--- WORK TO DO ---
Your task is to locate every line holding the string "Dhabi" and to copy each of them.

--- RECORD EXCERPTS ---
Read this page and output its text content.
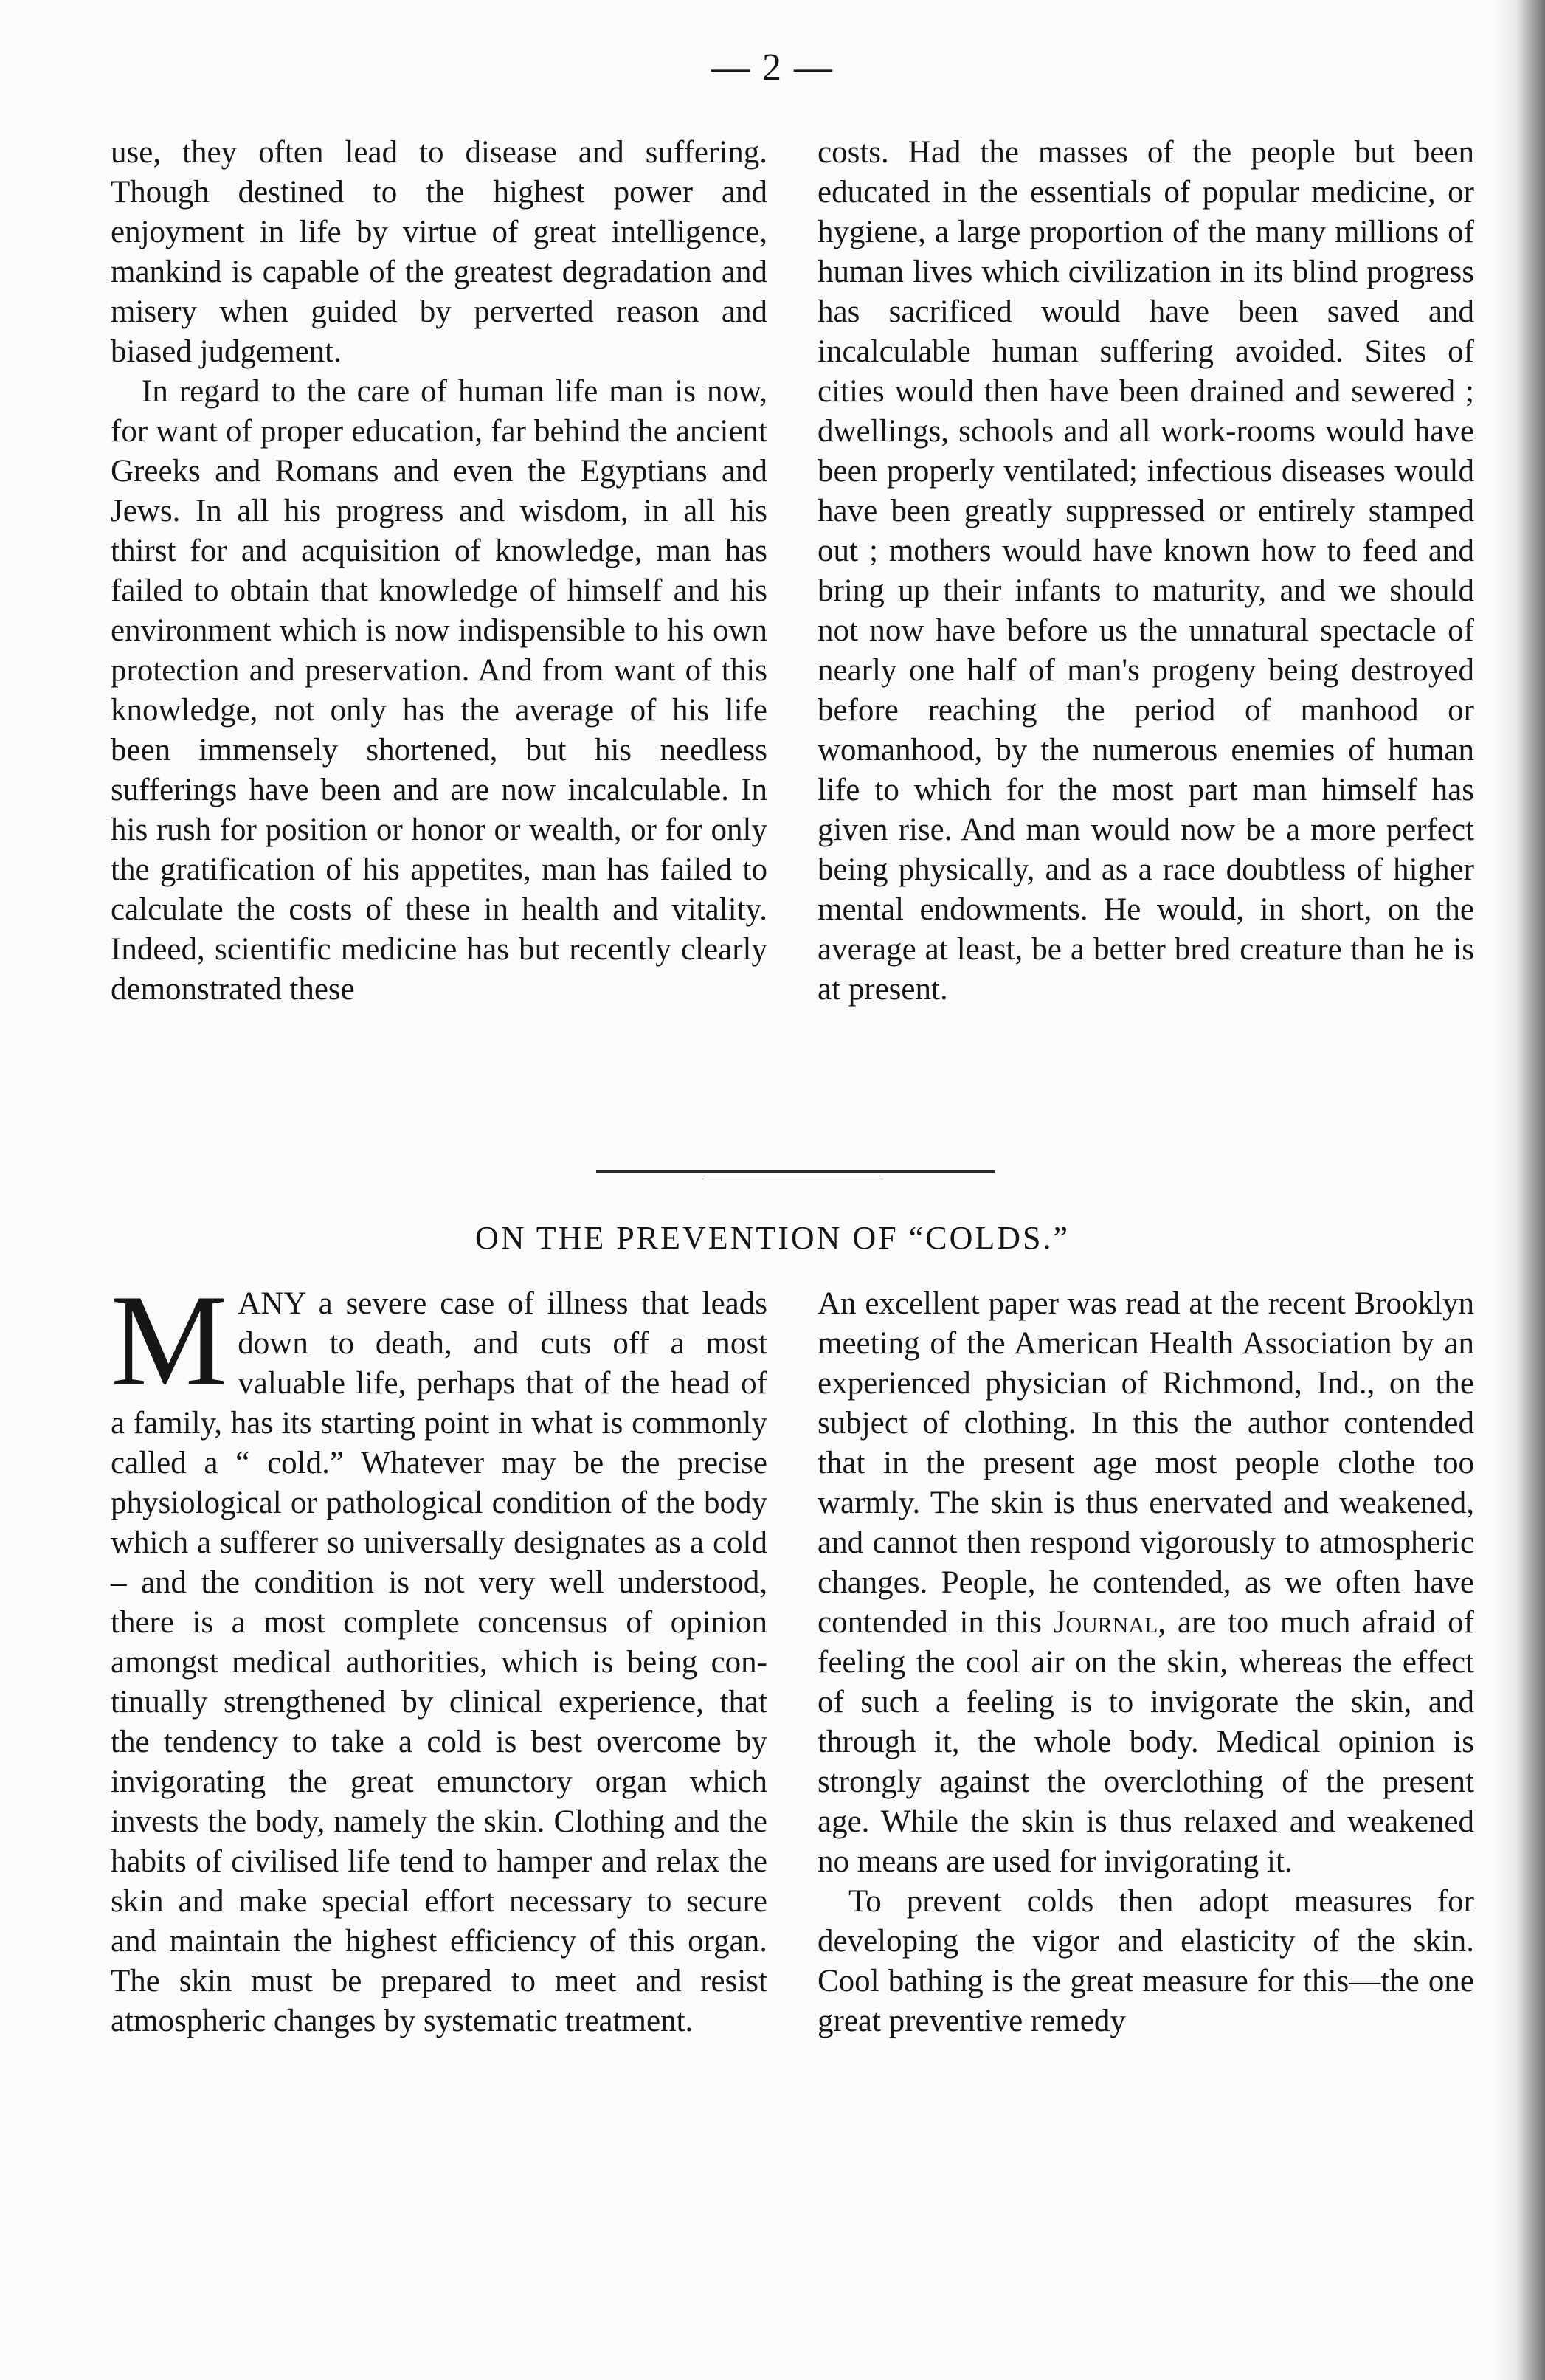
— 2 —

use, they often lead to disease and suffering. Though destined to the highest power and enjoyment in life by virtue of great intelligence, mankind is capable of the greatest degradation and misery when guided by perverted reason and biased judgement.

In regard to the care of human life man is now, for want of proper education, far behind the ancient Greeks and Romans and even the Egyptians and Jews. In all his progress and wisdom, in all his thirst for and acquisition of knowledge, man has failed to obtain that knowledge of himself and his environment which is now indispensible to his own protection and preservation. And from want of this knowledge, not only has the average of his life been immensely shortened, but his needless sufferings have been and are now incalculable. In his rush for position or honor or wealth, or for only the gratification of his appetites, man has failed to calculate the costs of these in health and vitality. Indeed, scientific medicine has but recently clearly demonstrated these

costs. Had the masses of the people but been educated in the essentials of popular medicine, or hygiene, a large proportion of the many millions of human lives which civilization in its blind progress has sacrificed would have been saved and incalculable human suffering avoided. Sites of cities would then have been drained and sewered ; dwellings, schools and all work-rooms would have been properly ventilated; infectious diseases would have been greatly suppressed or entirely stamped out ; mothers would have known how to feed and bring up their infants to maturity, and we should not now have before us the unnatural spectacle of nearly one half of man's progeny being destroyed before reaching the period of manhood or womanhood, by the numerous enemies of human life to which for the most part man himself has given rise. And man would now be a more perfect being physically, and as a race doubtless of higher mental endowments. He would, in short, on the average at least, be a better bred creature than he is at present.

ON THE PREVENTION OF “COLDS.”

MANY a severe case of illness that leads down to death, and cuts off a most valuable life, perhaps that of the head of a family, has its starting point in what is commonly called a “ cold.” Whatever may be the precise physiological or pathological condition of the body which a sufferer so universally designates as a cold – and the condition is not very well understood, there is a most complete concensus of opinion amongst medical authorities, which is being continually strengthened by clinical experience, that the tendency to take a cold is best overcome by invigorating the great emunctory organ which invests the body, namely the skin. Clothing and the habits of civilised life tend to hamper and relax the skin and make special effort necessary to secure and maintain the highest efficiency of this organ. The skin must be prepared to meet and resist atmospheric changes by systematic treatment.

An excellent paper was read at the recent Brooklyn meeting of the American Health Association by an experienced physician of Richmond, Ind., on the subject of clothing. In this the author contended that in the present age most people clothe too warmly. The skin is thus enervated and weakened, and cannot then respond vigorously to atmospheric changes. People, he contended, as we often have contended in this Journal, are too much afraid of feeling the cool air on the skin, whereas the effect of such a feeling is to invigorate the skin, and through it, the whole body. Medical opinion is strongly against the overclothing of the present age. While the skin is thus relaxed and weakened no means are used for invigorating it.

To prevent colds then adopt measures for developing the vigor and elasticity of the skin. Cool bathing is the great measure for this—the one great preventive remedy
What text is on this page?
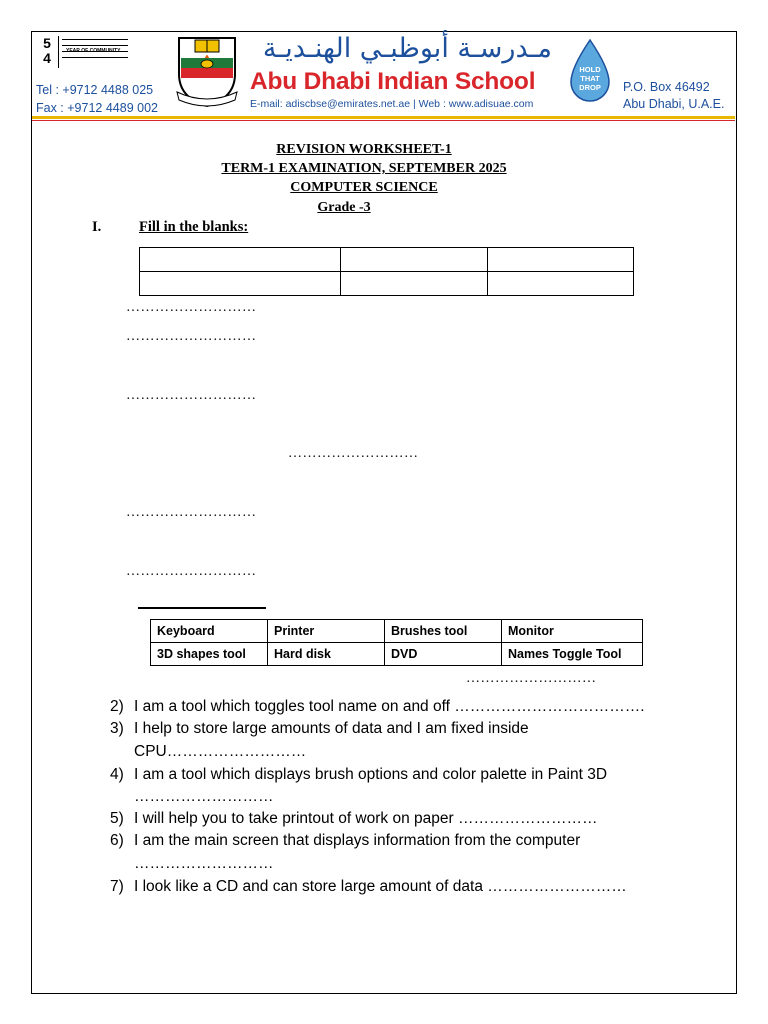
5
4	YEAR OF COMMUNITY
Tel : +9712 4488 025
Fax : +9712 4489 002
مـدرسـة أبوظبـي الهنـديـة
Abu Dhabi Indian School
E-mail: adiscbse@emirates.net.ae | Web : www.adisuae.com
HOLD
THAT
DROP P.O. Box 46492
Abu Dhabi, U.A.E.
REVISION WORKSHEET-1
TERM-1 EXAMINATION, SEPTEMBER 2025
COMPUTER SCIENCE
Grade -3
I.	Fill in the blanks:

………………………
………………………
………………………
………………………
………………………
………………………
Keyboard	Printer	Brushes tool	Monitor
3D shapes tool	Hard disk	DVD	Names Toggle Tool
………………………
2) I am a tool which toggles tool name on and off ……………………………….
3) I help to store large amounts of data and I am fixed inside
CPU………………………
4) I am a tool which displays brush options and color palette in Paint 3D
………………………
5) I will help you to take printout of work on paper ………………………
6) I am the main screen that displays information from the computer
………………………
7) I look like a CD and can store large amount of data ………………………
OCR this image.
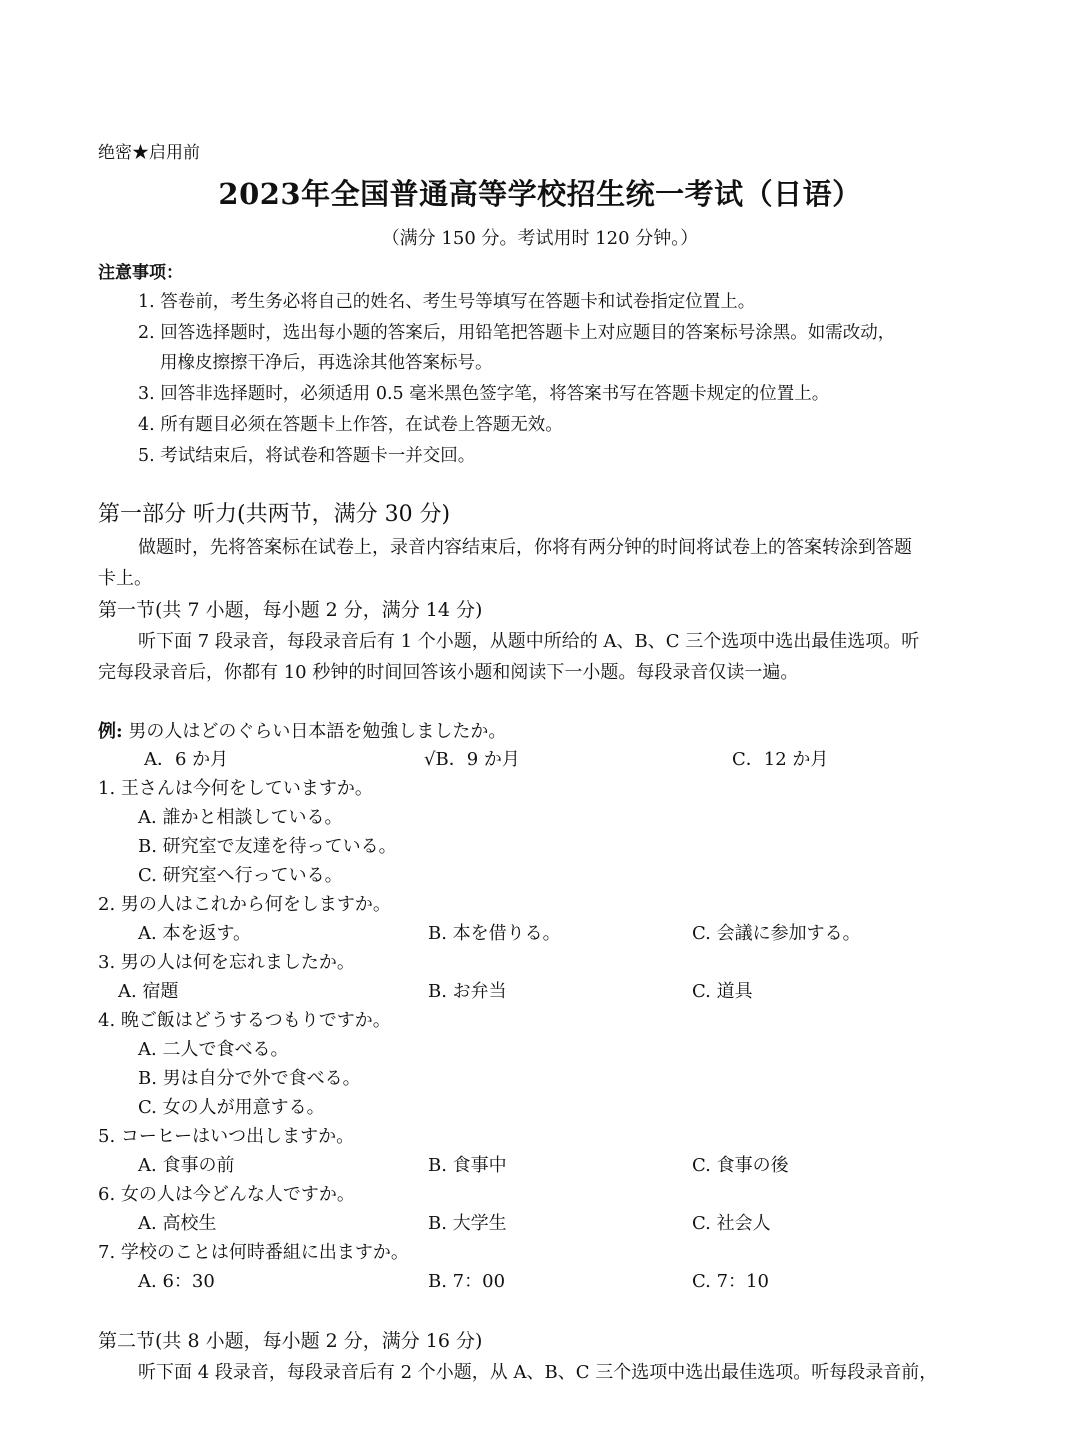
绝密★启用前
2023年全国普通高等学校招生统一考试（日语）
（满分 150 分。考试用时 120 分钟。）
注意事项：
1. 答卷前，考生务必将自己的姓名、考生号等填写在答题卡和试卷指定位置上。
2. 回答选择题时，选出每小题的答案后，用铅笔把答题卡上对应题目的答案标号涂黑。如需改动，
用橡皮擦擦干净后，再选涂其他答案标号。
3. 回答非选择题时，必须适用 0.5 毫米黑色签字笔，将答案书写在答题卡规定的位置上。
4. 所有题目必须在答题卡上作答，在试卷上答题无效。
5. 考试结束后，将试卷和答题卡一并交回。
第一部分 听力(共两节，满分 30 分)
做题时，先将答案标在试卷上，录音内容结束后，你将有两分钟的时间将试卷上的答案转涂到答题
卡上。
第一节(共 7 小题，每小题 2 分，满分 14 分)
听下面 7 段录音，每段录音后有 1 个小题，从题中所给的 A、B、C 三个选项中选出最佳选项。听
完每段录音后，你都有 10 秒钟的时间回答该小题和阅读下一小题。每段录音仅读一遍。
例: 男の人はどのぐらい日本語を勉強しましたか。
A．6 か月	√B．9 か月	C．12 か月
1. 王さんは今何をしていますか。
A. 誰かと相談している。
B. 研究室で友達を待っている。
C. 研究室へ行っている。
2. 男の人はこれから何をしますか。
A. 本を返す。	B. 本を借りる。	C. 会議に参加する。
3. 男の人は何を忘れましたか。
A. 宿題	B. お弁当	C. 道具
4. 晩ご飯はどうするつもりですか。
A. 二人で食べる。
B. 男は自分で外で食べる。
C. 女の人が用意する。
5. コーヒーはいつ出しますか。
A. 食事の前	B. 食事中	C. 食事の後
6. 女の人は今どんな人ですか。
A. 高校生	B. 大学生	C. 社会人
7. 学校のことは何時番組に出ますか。
A. 6：30	B. 7：00	C. 7：10
第二节(共 8 小题，每小题 2 分，满分 16 分)
听下面 4 段录音，每段录音后有 2 个小题，从 A、B、C 三个选项中选出最佳选项。听每段录音前，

--- PROBLEM SOLUTION ---
Abu Dhabi Indian School
Abu Dhabi, U.A.E.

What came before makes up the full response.